Data items:

------------------------

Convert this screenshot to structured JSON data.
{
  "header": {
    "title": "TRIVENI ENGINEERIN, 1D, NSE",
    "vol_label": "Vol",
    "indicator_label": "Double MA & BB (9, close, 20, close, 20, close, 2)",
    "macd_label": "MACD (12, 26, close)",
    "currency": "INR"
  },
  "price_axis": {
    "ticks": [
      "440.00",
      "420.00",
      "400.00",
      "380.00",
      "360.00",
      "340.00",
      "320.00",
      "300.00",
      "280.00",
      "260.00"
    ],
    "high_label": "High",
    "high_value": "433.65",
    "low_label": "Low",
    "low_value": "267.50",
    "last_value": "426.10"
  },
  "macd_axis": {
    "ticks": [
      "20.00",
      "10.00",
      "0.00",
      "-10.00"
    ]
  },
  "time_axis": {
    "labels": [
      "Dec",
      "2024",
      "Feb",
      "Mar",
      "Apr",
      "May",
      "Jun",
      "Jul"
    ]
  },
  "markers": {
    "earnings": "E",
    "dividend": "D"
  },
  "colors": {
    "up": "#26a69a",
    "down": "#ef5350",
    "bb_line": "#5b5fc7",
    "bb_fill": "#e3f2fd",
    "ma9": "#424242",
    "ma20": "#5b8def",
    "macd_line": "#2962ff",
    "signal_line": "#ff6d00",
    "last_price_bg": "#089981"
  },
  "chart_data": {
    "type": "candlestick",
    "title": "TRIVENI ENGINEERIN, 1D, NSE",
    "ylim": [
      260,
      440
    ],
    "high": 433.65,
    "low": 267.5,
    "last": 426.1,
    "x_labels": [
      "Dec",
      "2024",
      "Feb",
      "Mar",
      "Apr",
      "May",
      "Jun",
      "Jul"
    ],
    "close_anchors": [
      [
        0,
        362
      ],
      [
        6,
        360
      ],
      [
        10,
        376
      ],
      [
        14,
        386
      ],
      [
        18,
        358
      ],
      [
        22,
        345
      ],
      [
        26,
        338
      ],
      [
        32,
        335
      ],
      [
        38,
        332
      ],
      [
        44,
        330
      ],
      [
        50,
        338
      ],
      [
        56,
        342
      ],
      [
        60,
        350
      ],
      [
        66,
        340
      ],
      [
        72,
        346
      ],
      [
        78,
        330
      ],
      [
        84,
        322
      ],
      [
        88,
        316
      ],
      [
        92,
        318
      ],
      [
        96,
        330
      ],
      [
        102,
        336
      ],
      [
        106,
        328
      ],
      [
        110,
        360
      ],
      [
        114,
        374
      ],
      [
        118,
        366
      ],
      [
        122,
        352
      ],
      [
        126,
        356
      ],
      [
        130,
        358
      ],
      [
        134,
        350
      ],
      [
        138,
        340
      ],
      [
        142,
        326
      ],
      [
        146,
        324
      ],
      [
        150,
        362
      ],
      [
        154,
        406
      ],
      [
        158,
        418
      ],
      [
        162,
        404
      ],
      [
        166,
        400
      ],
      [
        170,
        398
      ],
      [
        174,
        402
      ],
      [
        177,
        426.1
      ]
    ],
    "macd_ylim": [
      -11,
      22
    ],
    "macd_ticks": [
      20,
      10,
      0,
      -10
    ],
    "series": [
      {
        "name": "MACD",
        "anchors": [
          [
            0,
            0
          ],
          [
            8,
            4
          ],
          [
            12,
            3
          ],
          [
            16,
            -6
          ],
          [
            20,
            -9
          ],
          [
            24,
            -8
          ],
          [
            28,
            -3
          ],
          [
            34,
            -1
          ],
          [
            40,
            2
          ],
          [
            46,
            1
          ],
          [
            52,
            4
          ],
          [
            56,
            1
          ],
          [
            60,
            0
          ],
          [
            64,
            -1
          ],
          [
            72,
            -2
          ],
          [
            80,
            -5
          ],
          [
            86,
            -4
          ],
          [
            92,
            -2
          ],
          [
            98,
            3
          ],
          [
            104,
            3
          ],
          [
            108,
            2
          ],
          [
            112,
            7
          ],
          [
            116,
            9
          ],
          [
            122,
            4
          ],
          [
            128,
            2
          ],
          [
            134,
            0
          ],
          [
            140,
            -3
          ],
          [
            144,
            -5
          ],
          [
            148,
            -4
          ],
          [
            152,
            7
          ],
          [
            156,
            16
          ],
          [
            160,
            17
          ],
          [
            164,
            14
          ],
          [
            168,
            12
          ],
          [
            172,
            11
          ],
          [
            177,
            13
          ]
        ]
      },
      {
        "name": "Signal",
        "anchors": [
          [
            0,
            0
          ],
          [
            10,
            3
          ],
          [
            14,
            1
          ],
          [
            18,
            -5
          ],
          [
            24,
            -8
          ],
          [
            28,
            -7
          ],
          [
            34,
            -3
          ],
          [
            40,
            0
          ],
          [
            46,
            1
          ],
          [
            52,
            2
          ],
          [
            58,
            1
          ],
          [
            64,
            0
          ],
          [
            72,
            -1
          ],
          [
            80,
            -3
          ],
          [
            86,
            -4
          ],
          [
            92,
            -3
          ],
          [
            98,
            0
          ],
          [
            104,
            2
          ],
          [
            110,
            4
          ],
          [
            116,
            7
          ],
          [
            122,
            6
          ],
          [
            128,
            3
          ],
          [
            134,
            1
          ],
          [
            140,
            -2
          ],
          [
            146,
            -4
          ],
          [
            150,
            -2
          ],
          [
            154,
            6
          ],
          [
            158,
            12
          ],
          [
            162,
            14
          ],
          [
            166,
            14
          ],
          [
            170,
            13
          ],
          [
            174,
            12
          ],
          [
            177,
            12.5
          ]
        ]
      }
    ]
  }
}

------------------------

**Request**
Extract the complete listing above, reproducing each line exactly.

**Worked answer**
Convert this screenshot to structured JSON data.
{
  "header": {
    "title": "TRIVENI ENGINEERIN, 1D, NSE",
    "vol_label": "Vol",
    "indicator_label": "Double MA & BB (9, close, 20, close, 20, close, 2)",
    "macd_label": "MACD (12, 26, close)",
    "currency": "INR"
  },
  "price_axis": {
    "ticks": [
      "440.00",
      "420.00",
      "400.00",
      "380.00",
      "360.00",
      "340.00",
      "320.00",
      "300.00",
      "280.00",
      "260.00"
    ],
    "high_label": "High",
    "high_value": "433.65",
    "low_label": "Low",
    "low_value": "267.50",
    "last_value": "426.10"
  },
  "macd_axis": {
    "ticks": [
      "20.00",
      "10.00",
      "0.00",
      "-10.00"
    ]
  },
  "time_axis": {
    "labels": [
      "Dec",
      "2024",
      "Feb",
      "Mar",
      "Apr",
      "May",
      "Jun",
      "Jul"
    ]
  },
  "markers": {
    "earnings": "E",
    "dividend": "D"
  },
  "colors": {
    "up": "#26a69a",
    "down": "#ef5350",
    "bb_line": "#5b5fc7",
    "bb_fill": "#e3f2fd",
    "ma9": "#424242",
    "ma20": "#5b8def",
    "macd_line": "#2962ff",
    "signal_line": "#ff6d00",
    "last_price_bg": "#089981"
  },
  "chart_data": {
    "type": "candlestick",
    "title": "TRIVENI ENGINEERIN, 1D, NSE",
    "ylim": [
      260,
      440
    ],
    "high": 433.65,
    "low": 267.5,
    "last": 426.1,
    "x_labels": [
      "Dec",
      "2024",
      "Feb",
      "Mar",
      "Apr",
      "May",
      "Jun",
      "Jul"
    ],
    "close_anchors": [
      [
        0,
        362
      ],
      [
        6,
        360
      ],
      [
        10,
        376
      ],
      [
        14,
        386
      ],
      [
        18,
        358
      ],
      [
        22,
        345
      ],
      [
        26,
        338
      ],
      [
        32,
        335
      ],
      [
        38,
        332
      ],
      [
        44,
        330
      ],
      [
        50,
        338
      ],
      [
        56,
        342
      ],
      [
        60,
        350
      ],
      [
        66,
        340
      ],
      [
        72,
        346
      ],
      [
        78,
        330
      ],
      [
        84,
        322
      ],
      [
        88,
        316
      ],
      [
        92,
        318
      ],
      [
        96,
        330
      ],
      [
        102,
        336
      ],
      [
        106,
        328
      ],
      [
        110,
        360
      ],
      [
        114,
        374
      ],
      [
        118,
        366
      ],
      [
        122,
        352
      ],
      [
        126,
        356
      ],
      [
        130,
        358
      ],
      [
        134,
        350
      ],
      [
        138,
        340
      ],
      [
        142,
        326
      ],
      [
        146,
        324
      ],
      [
        150,
        362
      ],
      [
        154,
        406
      ],
      [
        158,
        418
      ],
      [
        162,
        404
      ],
      [
        166,
        400
      ],
      [
        170,
        398
      ],
      [
        174,
        402
      ],
      [
        177,
        426.1
      ]
    ],
    "macd_ylim": [
      -11,
      22
    ],
    "macd_ticks": [
      20,
      10,
      0,
      -10
    ],
    "series": [
      {
        "name": "MACD",
        "anchors": [
          [
            0,
            0
          ],
          [
            8,
            4
          ],
          [
            12,
            3
          ],
          [
            16,
            -6
          ],
          [
            20,
            -9
          ],
          [
            24,
            -8
          ],
          [
            28,
            -3
          ],
          [
            34,
            -1
          ],
          [
            40,
            2
          ],
          [
            46,
            1
          ],
          [
            52,
            4
          ],
          [
            56,
            1
          ],
          [
            60,
            0
          ],
          [
            64,
            -1
          ],
          [
            72,
            -2
          ],
          [
            80,
            -5
          ],
          [
            86,
            -4
          ],
          [
            92,
            -2
          ],
          [
            98,
            3
          ],
          [
            104,
            3
          ],
          [
            108,
            2
          ],
          [
            112,
            7
          ],
          [
            116,
            9
          ],
          [
            122,
            4
          ],
          [
            128,
            2
          ],
          [
            134,
            0
          ],
          [
            140,
            -3
          ],
          [
            144,
            -5
          ],
          [
            148,
            -4
          ],
          [
            152,
            7
          ],
          [
            156,
            16
          ],
          [
            160,
            17
          ],
          [
            164,
            14
          ],
          [
            168,
            12
          ],
          [
            172,
            11
          ],
          [
            177,
            13
          ]
        ]
      },
      {
        "name": "Signal",
        "anchors": [
          [
            0,
            0
          ],
          [
            10,
            3
          ],
          [
            14,
            1
          ],
          [
            18,
            -5
          ],
          [
            24,
            -8
          ],
          [
            28,
            -7
          ],
          [
            34,
            -3
          ],
          [
            40,
            0
          ],
          [
            46,
            1
          ],
          [
            52,
            2
          ],
          [
            58,
            1
          ],
          [
            64,
            0
          ],
          [
            72,
            -1
          ],
          [
            80,
            -3
          ],
          [
            86,
            -4
          ],
          [
            92,
            -3
          ],
          [
            98,
            0
          ],
          [
            104,
            2
          ],
          [
            110,
            4
          ],
          [
            116,
            7
          ],
          [
            122,
            6
          ],
          [
            128,
            3
          ],
          [
            134,
            1
          ],
          [
            140,
            -2
          ],
          [
            146,
            -4
          ],
          [
            150,
            -2
          ],
          [
            154,
            6
          ],
          [
            158,
            12
          ],
          [
            162,
            14
          ],
          [
            166,
            14
          ],
          [
            170,
            13
          ],
          [
            174,
            12
          ],
          [
            177,
            12.5
          ]
        ]
      }
    ]
  }
}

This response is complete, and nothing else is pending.